Task to carry out
Extract the full set of records, then give each one again exactly.

┌─ Record list

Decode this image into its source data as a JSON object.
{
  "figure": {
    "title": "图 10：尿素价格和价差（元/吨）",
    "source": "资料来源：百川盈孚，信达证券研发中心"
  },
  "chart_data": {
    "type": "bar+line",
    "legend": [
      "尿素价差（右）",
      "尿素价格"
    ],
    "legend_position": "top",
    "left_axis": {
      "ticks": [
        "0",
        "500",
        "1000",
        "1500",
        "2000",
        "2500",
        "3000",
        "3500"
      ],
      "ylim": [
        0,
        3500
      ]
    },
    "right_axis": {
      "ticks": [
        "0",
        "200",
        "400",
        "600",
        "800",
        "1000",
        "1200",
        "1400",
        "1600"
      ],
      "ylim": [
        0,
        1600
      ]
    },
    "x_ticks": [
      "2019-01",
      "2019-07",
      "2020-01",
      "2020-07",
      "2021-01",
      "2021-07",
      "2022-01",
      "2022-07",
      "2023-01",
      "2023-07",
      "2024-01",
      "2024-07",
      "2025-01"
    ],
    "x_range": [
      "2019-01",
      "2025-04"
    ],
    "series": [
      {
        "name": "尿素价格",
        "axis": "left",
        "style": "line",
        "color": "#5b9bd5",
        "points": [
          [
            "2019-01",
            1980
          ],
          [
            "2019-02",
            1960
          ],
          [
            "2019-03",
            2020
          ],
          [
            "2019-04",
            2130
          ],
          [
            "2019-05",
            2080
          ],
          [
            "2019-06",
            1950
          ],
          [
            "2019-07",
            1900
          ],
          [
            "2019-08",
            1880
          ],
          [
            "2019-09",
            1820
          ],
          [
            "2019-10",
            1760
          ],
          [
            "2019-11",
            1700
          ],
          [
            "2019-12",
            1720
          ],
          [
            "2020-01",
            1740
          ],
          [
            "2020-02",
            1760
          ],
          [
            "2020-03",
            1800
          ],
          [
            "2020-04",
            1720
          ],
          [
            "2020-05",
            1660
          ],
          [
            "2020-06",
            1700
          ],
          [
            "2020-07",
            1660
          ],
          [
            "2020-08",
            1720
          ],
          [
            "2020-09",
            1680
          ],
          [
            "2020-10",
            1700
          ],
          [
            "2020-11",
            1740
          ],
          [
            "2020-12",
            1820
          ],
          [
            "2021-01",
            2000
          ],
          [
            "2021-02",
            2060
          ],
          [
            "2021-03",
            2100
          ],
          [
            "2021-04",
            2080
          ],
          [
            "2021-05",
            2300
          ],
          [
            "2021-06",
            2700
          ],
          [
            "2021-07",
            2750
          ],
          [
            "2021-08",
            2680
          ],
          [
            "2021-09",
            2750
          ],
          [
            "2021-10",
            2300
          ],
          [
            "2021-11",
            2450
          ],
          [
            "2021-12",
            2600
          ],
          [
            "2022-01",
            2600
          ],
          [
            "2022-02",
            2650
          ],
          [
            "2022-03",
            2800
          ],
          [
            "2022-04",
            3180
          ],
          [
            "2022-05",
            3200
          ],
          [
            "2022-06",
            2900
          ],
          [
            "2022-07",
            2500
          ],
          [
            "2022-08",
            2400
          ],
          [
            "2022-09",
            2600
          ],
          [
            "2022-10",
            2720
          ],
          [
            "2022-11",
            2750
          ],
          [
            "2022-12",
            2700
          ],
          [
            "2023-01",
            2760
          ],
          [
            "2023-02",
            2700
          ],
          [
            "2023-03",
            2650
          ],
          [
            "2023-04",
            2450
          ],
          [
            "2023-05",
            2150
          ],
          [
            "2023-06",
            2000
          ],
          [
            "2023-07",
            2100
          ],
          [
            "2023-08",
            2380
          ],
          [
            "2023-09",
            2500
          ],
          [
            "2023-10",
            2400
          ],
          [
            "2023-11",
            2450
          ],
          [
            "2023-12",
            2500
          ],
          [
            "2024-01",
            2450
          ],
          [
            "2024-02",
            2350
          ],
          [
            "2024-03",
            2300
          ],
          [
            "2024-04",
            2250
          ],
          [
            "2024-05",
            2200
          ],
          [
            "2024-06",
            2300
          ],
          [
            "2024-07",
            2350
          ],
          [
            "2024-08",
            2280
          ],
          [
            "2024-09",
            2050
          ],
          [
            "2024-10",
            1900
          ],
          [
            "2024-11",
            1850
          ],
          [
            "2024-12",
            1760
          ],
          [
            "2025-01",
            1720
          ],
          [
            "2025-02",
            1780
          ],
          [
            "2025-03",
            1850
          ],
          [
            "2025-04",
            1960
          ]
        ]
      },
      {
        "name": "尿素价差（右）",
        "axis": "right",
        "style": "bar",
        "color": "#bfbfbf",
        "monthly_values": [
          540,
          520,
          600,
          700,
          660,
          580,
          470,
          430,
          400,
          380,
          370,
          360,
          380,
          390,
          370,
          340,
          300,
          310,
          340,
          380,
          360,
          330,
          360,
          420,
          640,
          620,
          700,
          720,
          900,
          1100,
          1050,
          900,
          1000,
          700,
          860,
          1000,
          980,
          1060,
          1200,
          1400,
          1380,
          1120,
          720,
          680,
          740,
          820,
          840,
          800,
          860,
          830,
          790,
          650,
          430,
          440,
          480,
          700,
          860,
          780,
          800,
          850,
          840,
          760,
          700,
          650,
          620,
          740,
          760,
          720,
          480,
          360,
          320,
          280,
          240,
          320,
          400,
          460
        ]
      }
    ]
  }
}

└─

Solution for this exercise
Decode this image into its source data as a JSON object.
{
  "figure": {
    "title": "图 10：尿素价格和价差（元/吨）",
    "source": "资料来源：百川盈孚，信达证券研发中心"
  },
  "chart_data": {
    "type": "bar+line",
    "legend": [
      "尿素价差（右）",
      "尿素价格"
    ],
    "legend_position": "top",
    "left_axis": {
      "ticks": [
        "0",
        "500",
        "1000",
        "1500",
        "2000",
        "2500",
        "3000",
        "3500"
      ],
      "ylim": [
        0,
        3500
      ]
    },
    "right_axis": {
      "ticks": [
        "0",
        "200",
        "400",
        "600",
        "800",
        "1000",
        "1200",
        "1400",
        "1600"
      ],
      "ylim": [
        0,
        1600
      ]
    },
    "x_ticks": [
      "2019-01",
      "2019-07",
      "2020-01",
      "2020-07",
      "2021-01",
      "2021-07",
      "2022-01",
      "2022-07",
      "2023-01",
      "2023-07",
      "2024-01",
      "2024-07",
      "2025-01"
    ],
    "x_range": [
      "2019-01",
      "2025-04"
    ],
    "series": [
      {
        "name": "尿素价格",
        "axis": "left",
        "style": "line",
        "color": "#5b9bd5",
        "points": [
          [
            "2019-01",
            1980
          ],
          [
            "2019-02",
            1960
          ],
          [
            "2019-03",
            2020
          ],
          [
            "2019-04",
            2130
          ],
          [
            "2019-05",
            2080
          ],
          [
            "2019-06",
            1950
          ],
          [
            "2019-07",
            1900
          ],
          [
            "2019-08",
            1880
          ],
          [
            "2019-09",
            1820
          ],
          [
            "2019-10",
            1760
          ],
          [
            "2019-11",
            1700
          ],
          [
            "2019-12",
            1720
          ],
          [
            "2020-01",
            1740
          ],
          [
            "2020-02",
            1760
          ],
          [
            "2020-03",
            1800
          ],
          [
            "2020-04",
            1720
          ],
          [
            "2020-05",
            1660
          ],
          [
            "2020-06",
            1700
          ],
          [
            "2020-07",
            1660
          ],
          [
            "2020-08",
            1720
          ],
          [
            "2020-09",
            1680
          ],
          [
            "2020-10",
            1700
          ],
          [
            "2020-11",
            1740
          ],
          [
            "2020-12",
            1820
          ],
          [
            "2021-01",
            2000
          ],
          [
            "2021-02",
            2060
          ],
          [
            "2021-03",
            2100
          ],
          [
            "2021-04",
            2080
          ],
          [
            "2021-05",
            2300
          ],
          [
            "2021-06",
            2700
          ],
          [
            "2021-07",
            2750
          ],
          [
            "2021-08",
            2680
          ],
          [
            "2021-09",
            2750
          ],
          [
            "2021-10",
            2300
          ],
          [
            "2021-11",
            2450
          ],
          [
            "2021-12",
            2600
          ],
          [
            "2022-01",
            2600
          ],
          [
            "2022-02",
            2650
          ],
          [
            "2022-03",
            2800
          ],
          [
            "2022-04",
            3180
          ],
          [
            "2022-05",
            3200
          ],
          [
            "2022-06",
            2900
          ],
          [
            "2022-07",
            2500
          ],
          [
            "2022-08",
            2400
          ],
          [
            "2022-09",
            2600
          ],
          [
            "2022-10",
            2720
          ],
          [
            "2022-11",
            2750
          ],
          [
            "2022-12",
            2700
          ],
          [
            "2023-01",
            2760
          ],
          [
            "2023-02",
            2700
          ],
          [
            "2023-03",
            2650
          ],
          [
            "2023-04",
            2450
          ],
          [
            "2023-05",
            2150
          ],
          [
            "2023-06",
            2000
          ],
          [
            "2023-07",
            2100
          ],
          [
            "2023-08",
            2380
          ],
          [
            "2023-09",
            2500
          ],
          [
            "2023-10",
            2400
          ],
          [
            "2023-11",
            2450
          ],
          [
            "2023-12",
            2500
          ],
          [
            "2024-01",
            2450
          ],
          [
            "2024-02",
            2350
          ],
          [
            "2024-03",
            2300
          ],
          [
            "2024-04",
            2250
          ],
          [
            "2024-05",
            2200
          ],
          [
            "2024-06",
            2300
          ],
          [
            "2024-07",
            2350
          ],
          [
            "2024-08",
            2280
          ],
          [
            "2024-09",
            2050
          ],
          [
            "2024-10",
            1900
          ],
          [
            "2024-11",
            1850
          ],
          [
            "2024-12",
            1760
          ],
          [
            "2025-01",
            1720
          ],
          [
            "2025-02",
            1780
          ],
          [
            "2025-03",
            1850
          ],
          [
            "2025-04",
            1960
          ]
        ]
      },
      {
        "name": "尿素价差（右）",
        "axis": "right",
        "style": "bar",
        "color": "#bfbfbf",
        "monthly_values": [
          540,
          520,
          600,
          700,
          660,
          580,
          470,
          430,
          400,
          380,
          370,
          360,
          380,
          390,
          370,
          340,
          300,
          310,
          340,
          380,
          360,
          330,
          360,
          420,
          640,
          620,
          700,
          720,
          900,
          1100,
          1050,
          900,
          1000,
          700,
          860,
          1000,
          980,
          1060,
          1200,
          1400,
          1380,
          1120,
          720,
          680,
          740,
          820,
          840,
          800,
          860,
          830,
          790,
          650,
          430,
          440,
          480,
          700,
          860,
          780,
          800,
          850,
          840,
          760,
          700,
          650,
          620,
          740,
          760,
          720,
          480,
          360,
          320,
          280,
          240,
          320,
          400,
          460
        ]
      }
    ]
  }
}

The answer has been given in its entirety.